Can you transcribe every record below exactly as it appears?

[START Material for this exercise]

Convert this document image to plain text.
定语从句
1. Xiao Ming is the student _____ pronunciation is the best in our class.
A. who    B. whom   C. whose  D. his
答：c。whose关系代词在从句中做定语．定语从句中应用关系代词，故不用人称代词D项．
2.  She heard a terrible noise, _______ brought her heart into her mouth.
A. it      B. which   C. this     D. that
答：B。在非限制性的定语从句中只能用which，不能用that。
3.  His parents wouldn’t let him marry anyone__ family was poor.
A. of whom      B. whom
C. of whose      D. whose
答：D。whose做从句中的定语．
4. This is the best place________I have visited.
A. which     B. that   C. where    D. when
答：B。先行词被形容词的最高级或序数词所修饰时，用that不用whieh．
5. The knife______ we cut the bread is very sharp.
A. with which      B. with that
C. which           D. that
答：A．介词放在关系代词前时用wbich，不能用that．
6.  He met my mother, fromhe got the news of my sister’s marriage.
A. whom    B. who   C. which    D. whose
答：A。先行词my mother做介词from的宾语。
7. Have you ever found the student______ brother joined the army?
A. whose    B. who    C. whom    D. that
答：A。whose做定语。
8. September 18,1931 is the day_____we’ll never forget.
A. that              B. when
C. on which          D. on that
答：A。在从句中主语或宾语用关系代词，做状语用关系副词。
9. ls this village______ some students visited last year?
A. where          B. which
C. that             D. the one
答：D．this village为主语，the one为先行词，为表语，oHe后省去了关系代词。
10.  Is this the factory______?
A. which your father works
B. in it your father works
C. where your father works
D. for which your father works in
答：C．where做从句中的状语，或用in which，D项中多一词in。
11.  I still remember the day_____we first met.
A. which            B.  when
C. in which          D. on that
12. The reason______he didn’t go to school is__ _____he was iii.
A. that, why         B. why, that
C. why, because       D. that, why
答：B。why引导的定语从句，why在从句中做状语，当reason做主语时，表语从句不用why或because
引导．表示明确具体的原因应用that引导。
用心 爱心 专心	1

[END Material for this exercise]

Completed task ->
Convert this document image to plain text.
定语从句
1. Xiao Ming is the student _____ pronunciation is the best in our class.
A. who    B. whom   C. whose  D. his
答：c。whose关系代词在从句中做定语．定语从句中应用关系代词，故不用人称代词D项．
2.  She heard a terrible noise, _______ brought her heart into her mouth.
A. it      B. which   C. this     D. that
答：B。在非限制性的定语从句中只能用which，不能用that。
3.  His parents wouldn’t let him marry anyone__ family was poor.
A. of whom      B. whom
C. of whose      D. whose
答：D。whose做从句中的定语．
4. This is the best place________I have visited.
A. which     B. that   C. where    D. when
答：B。先行词被形容词的最高级或序数词所修饰时，用that不用whieh．
5. The knife______ we cut the bread is very sharp.
A. with which      B. with that
C. which           D. that
答：A．介词放在关系代词前时用wbich，不能用that．
6.  He met my mother, fromhe got the news of my sister’s marriage.
A. whom    B. who   C. which    D. whose
答：A。先行词my mother做介词from的宾语。
7. Have you ever found the student______ brother joined the army?
A. whose    B. who    C. whom    D. that
答：A。whose做定语。
8. September 18,1931 is the day_____we’ll never forget.
A. that              B. when
C. on which          D. on that
答：A。在从句中主语或宾语用关系代词，做状语用关系副词。
9. ls this village______ some students visited last year?
A. where          B. which
C. that             D. the one
答：D．this village为主语，the one为先行词，为表语，oHe后省去了关系代词。
10.  Is this the factory______?
A. which your father works
B. in it your father works
C. where your father works
D. for which your father works in
答：C．where做从句中的状语，或用in which，D项中多一词in。
11.  I still remember the day_____we first met.
A. which            B.  when
C. in which          D. on that
12. The reason______he didn’t go to school is__ _____he was iii.
A. that, why         B. why, that
C. why, because       D. that, why
答：B。why引导的定语从句，why在从句中做状语，当reason做主语时，表语从句不用why或because
引导．表示明确具体的原因应用that引导。
用心 爱心 专心	1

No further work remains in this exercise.